What the exercise asks
Show every line where "最高人民法院" occurs.

Data

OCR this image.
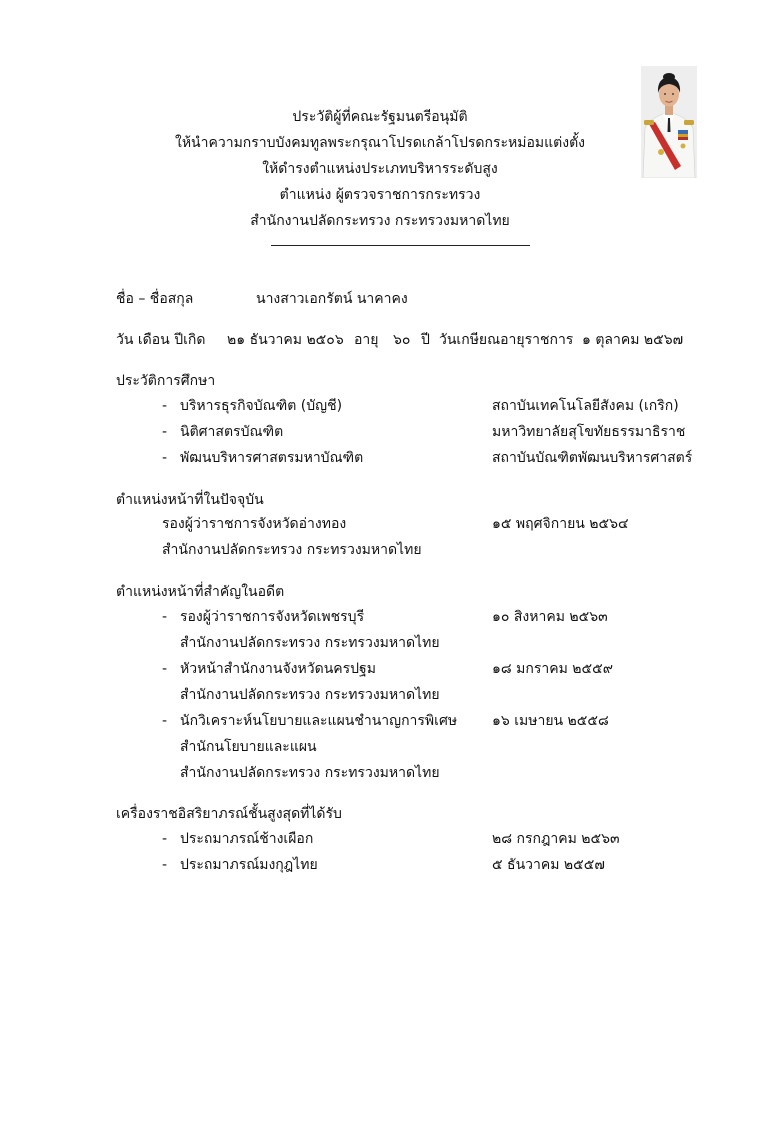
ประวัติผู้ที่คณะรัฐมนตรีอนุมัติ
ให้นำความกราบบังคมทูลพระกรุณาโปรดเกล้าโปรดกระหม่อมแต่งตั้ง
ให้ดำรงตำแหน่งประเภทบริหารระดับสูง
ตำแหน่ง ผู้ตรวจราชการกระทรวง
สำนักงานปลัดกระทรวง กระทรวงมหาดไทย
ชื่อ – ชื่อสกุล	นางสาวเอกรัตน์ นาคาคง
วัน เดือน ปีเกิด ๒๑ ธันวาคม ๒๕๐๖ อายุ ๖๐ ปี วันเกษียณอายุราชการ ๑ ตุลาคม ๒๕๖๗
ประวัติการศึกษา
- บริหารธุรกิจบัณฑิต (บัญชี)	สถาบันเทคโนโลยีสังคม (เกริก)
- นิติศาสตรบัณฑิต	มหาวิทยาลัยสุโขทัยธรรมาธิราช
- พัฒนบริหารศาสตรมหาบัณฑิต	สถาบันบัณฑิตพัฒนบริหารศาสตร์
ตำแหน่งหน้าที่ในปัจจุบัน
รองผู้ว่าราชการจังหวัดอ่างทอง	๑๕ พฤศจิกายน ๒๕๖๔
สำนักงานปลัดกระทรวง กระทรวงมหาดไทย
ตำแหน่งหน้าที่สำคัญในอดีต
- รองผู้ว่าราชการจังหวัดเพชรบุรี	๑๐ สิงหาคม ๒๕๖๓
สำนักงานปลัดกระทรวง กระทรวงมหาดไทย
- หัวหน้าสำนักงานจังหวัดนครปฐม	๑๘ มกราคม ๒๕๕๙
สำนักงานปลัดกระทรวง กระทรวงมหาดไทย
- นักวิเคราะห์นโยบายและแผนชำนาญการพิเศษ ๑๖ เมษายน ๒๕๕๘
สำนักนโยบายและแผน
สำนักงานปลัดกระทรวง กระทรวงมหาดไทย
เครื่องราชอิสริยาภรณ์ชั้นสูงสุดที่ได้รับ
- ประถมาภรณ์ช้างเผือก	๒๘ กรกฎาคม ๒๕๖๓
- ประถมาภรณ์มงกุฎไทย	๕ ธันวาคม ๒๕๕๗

---

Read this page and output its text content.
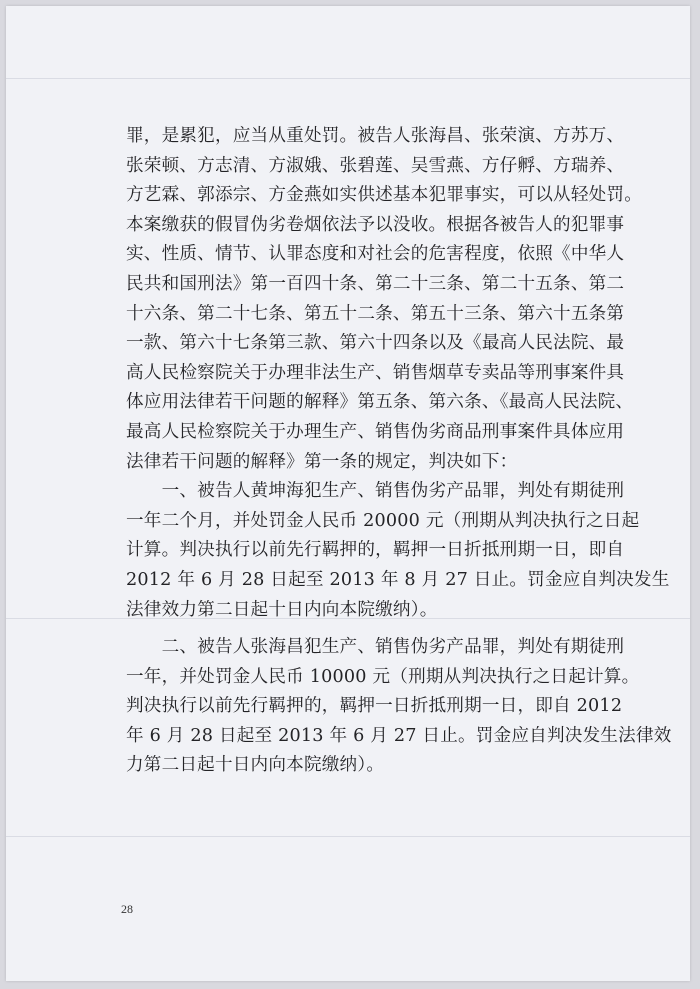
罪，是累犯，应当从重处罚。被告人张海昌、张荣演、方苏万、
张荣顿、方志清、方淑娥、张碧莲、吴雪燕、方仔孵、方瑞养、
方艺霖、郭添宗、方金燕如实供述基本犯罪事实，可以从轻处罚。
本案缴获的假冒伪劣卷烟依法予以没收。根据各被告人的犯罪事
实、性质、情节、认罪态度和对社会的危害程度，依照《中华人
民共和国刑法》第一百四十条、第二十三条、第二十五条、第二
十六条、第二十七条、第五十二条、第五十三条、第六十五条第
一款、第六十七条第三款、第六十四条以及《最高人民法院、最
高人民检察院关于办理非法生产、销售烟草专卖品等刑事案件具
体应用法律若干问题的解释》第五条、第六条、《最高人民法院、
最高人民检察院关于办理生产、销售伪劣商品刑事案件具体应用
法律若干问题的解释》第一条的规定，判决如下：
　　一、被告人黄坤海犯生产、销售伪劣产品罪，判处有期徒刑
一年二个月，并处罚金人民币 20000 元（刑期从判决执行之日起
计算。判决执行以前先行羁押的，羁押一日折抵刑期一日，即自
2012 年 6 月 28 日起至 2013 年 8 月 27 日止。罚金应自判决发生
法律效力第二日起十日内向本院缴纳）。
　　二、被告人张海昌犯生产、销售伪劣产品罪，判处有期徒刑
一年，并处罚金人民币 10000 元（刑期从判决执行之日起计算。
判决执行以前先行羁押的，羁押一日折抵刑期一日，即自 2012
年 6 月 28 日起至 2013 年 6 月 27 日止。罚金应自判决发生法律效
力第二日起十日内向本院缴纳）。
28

* * *

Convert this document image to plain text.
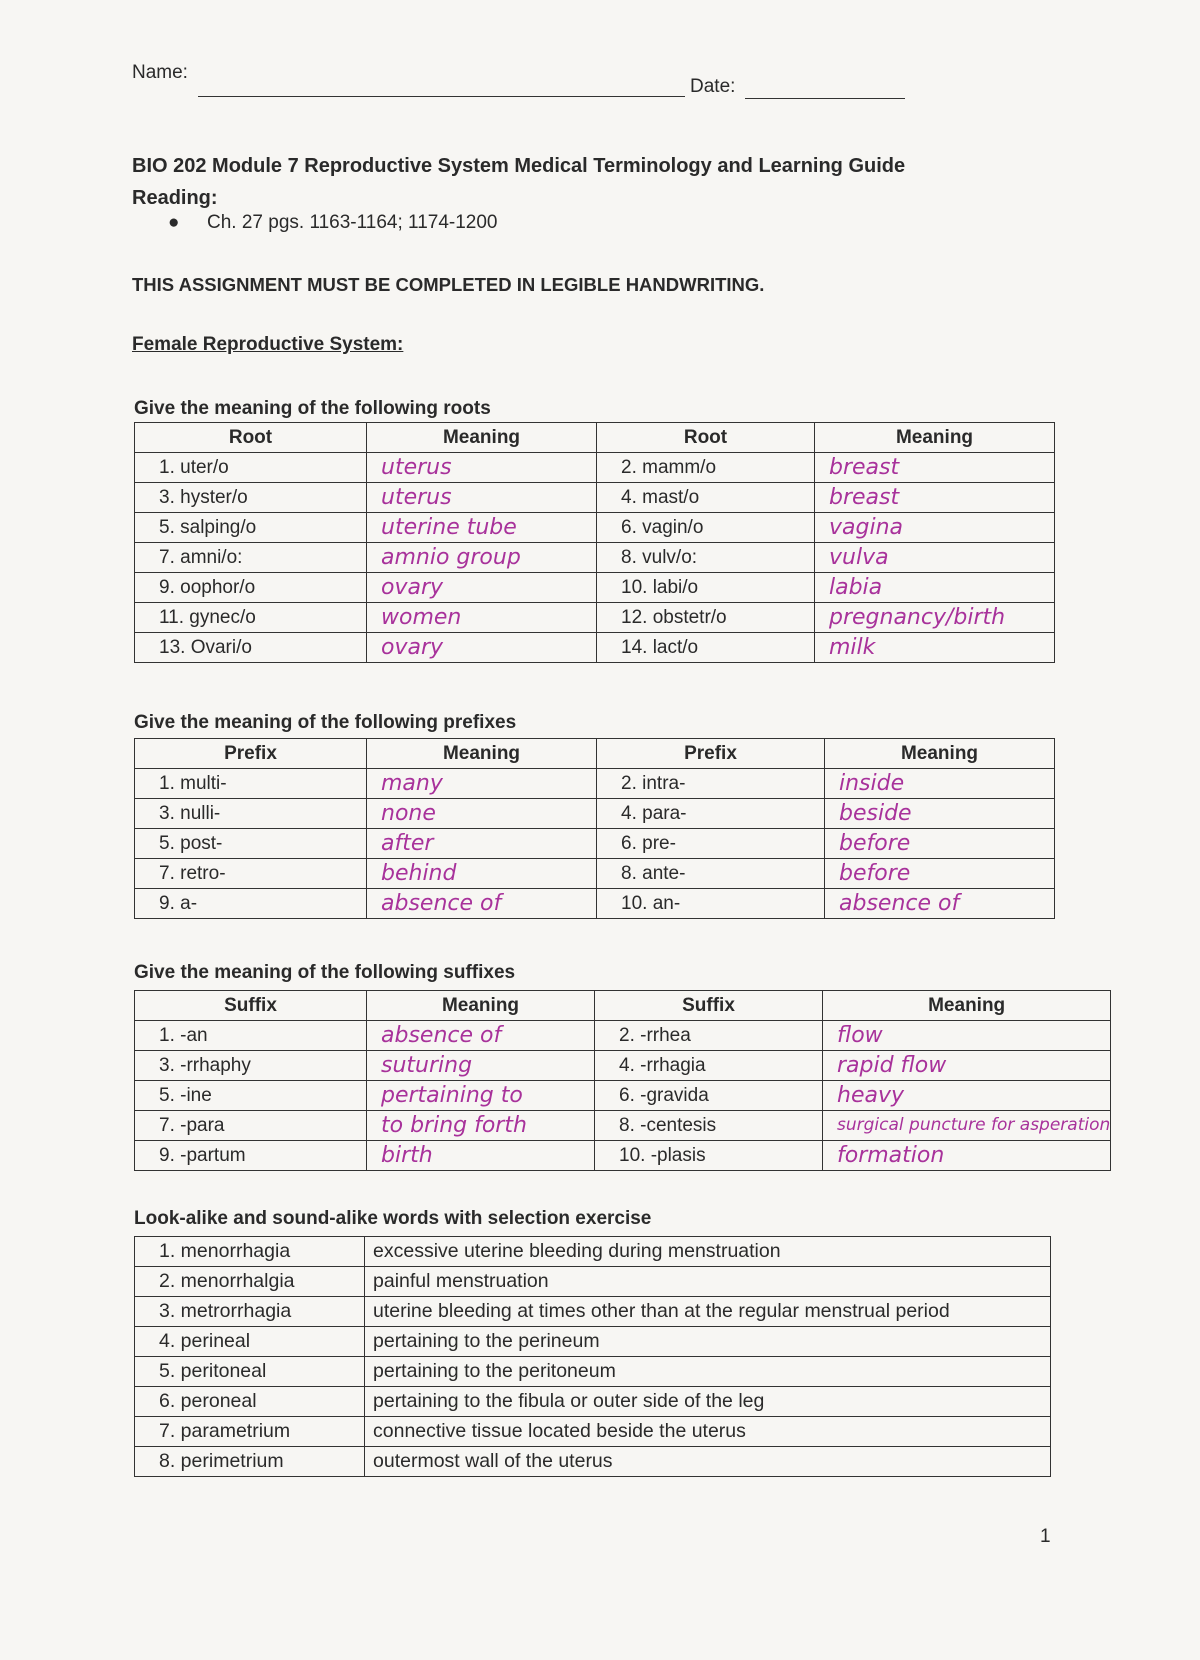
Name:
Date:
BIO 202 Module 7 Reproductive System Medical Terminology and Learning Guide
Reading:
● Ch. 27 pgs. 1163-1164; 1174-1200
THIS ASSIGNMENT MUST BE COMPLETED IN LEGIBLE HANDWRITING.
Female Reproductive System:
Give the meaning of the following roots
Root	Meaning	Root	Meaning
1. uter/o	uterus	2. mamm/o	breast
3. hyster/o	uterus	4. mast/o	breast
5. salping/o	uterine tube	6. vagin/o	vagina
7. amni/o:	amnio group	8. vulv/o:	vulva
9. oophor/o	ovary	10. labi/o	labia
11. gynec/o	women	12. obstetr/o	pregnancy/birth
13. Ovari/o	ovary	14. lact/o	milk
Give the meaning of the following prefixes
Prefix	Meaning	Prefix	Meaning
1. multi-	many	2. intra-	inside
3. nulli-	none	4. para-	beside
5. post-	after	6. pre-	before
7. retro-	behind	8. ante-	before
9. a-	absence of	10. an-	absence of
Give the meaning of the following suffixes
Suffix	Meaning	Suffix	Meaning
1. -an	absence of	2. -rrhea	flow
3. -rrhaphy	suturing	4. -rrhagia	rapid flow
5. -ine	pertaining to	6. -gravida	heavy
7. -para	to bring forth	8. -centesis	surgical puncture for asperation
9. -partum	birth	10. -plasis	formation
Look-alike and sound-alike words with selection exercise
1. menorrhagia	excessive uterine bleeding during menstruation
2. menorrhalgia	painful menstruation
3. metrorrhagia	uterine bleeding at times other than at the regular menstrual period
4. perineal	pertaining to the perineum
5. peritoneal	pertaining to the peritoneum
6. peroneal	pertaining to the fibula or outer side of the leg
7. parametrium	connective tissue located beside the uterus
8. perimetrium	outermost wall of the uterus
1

Result for this exercise
一款、第六十七条第三款、第六十四条以及《最高人民法院、最
体应用法律若干问题的解释》第五条、第六条、《最高人民法院、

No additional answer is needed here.